-- Available data --
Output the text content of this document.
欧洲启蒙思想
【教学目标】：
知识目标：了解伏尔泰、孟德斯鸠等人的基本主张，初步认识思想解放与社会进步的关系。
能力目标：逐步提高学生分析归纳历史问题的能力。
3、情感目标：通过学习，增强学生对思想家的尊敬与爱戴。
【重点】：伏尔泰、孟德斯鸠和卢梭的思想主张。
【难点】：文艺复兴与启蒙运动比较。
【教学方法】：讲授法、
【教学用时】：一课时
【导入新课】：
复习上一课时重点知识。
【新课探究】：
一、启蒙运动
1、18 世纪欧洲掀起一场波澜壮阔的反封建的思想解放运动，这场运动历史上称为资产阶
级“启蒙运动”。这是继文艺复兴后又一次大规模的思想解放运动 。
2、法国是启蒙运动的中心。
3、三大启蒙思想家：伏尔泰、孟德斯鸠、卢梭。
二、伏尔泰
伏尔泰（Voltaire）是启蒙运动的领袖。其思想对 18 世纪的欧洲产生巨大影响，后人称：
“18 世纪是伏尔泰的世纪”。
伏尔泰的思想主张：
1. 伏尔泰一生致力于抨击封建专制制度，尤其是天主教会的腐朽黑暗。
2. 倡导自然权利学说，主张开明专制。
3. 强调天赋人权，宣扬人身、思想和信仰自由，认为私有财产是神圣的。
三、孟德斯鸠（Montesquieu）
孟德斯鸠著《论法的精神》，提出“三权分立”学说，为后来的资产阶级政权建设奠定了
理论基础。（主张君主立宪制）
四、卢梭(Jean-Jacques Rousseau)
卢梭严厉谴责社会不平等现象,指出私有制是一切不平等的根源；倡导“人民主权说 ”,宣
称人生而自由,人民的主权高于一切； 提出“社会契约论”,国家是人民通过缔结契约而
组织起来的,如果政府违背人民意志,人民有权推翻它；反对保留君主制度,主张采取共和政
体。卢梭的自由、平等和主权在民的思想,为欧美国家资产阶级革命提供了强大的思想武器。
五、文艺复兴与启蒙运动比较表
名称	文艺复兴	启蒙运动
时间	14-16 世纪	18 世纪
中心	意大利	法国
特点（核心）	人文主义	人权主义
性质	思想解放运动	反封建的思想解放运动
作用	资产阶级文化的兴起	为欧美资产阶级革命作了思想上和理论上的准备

-- Work instructions --
Repeat the entries shown above, every one, word for word.

-- Written solution --
Output the text content of this document.
欧洲启蒙思想
【教学目标】：
知识目标：了解伏尔泰、孟德斯鸠等人的基本主张，初步认识思想解放与社会进步的关系。
能力目标：逐步提高学生分析归纳历史问题的能力。
3、情感目标：通过学习，增强学生对思想家的尊敬与爱戴。
【重点】：伏尔泰、孟德斯鸠和卢梭的思想主张。
【难点】：文艺复兴与启蒙运动比较。
【教学方法】：讲授法、
【教学用时】：一课时
【导入新课】：
复习上一课时重点知识。
【新课探究】：
一、启蒙运动
1、18 世纪欧洲掀起一场波澜壮阔的反封建的思想解放运动，这场运动历史上称为资产阶
级“启蒙运动”。这是继文艺复兴后又一次大规模的思想解放运动 。
2、法国是启蒙运动的中心。
3、三大启蒙思想家：伏尔泰、孟德斯鸠、卢梭。
二、伏尔泰
伏尔泰（Voltaire）是启蒙运动的领袖。其思想对 18 世纪的欧洲产生巨大影响，后人称：
“18 世纪是伏尔泰的世纪”。
伏尔泰的思想主张：
1. 伏尔泰一生致力于抨击封建专制制度，尤其是天主教会的腐朽黑暗。
2. 倡导自然权利学说，主张开明专制。
3. 强调天赋人权，宣扬人身、思想和信仰自由，认为私有财产是神圣的。
三、孟德斯鸠（Montesquieu）
孟德斯鸠著《论法的精神》，提出“三权分立”学说，为后来的资产阶级政权建设奠定了
理论基础。（主张君主立宪制）
四、卢梭(Jean-Jacques Rousseau)
卢梭严厉谴责社会不平等现象,指出私有制是一切不平等的根源；倡导“人民主权说 ”,宣
称人生而自由,人民的主权高于一切； 提出“社会契约论”,国家是人民通过缔结契约而
组织起来的,如果政府违背人民意志,人民有权推翻它；反对保留君主制度,主张采取共和政
体。卢梭的自由、平等和主权在民的思想,为欧美国家资产阶级革命提供了强大的思想武器。
五、文艺复兴与启蒙运动比较表
名称	文艺复兴	启蒙运动
时间	14-16 世纪	18 世纪
中心	意大利	法国
特点（核心）	人文主义	人权主义
性质	思想解放运动	反封建的思想解放运动
作用	资产阶级文化的兴起	为欧美资产阶级革命作了思想上和理论上的准备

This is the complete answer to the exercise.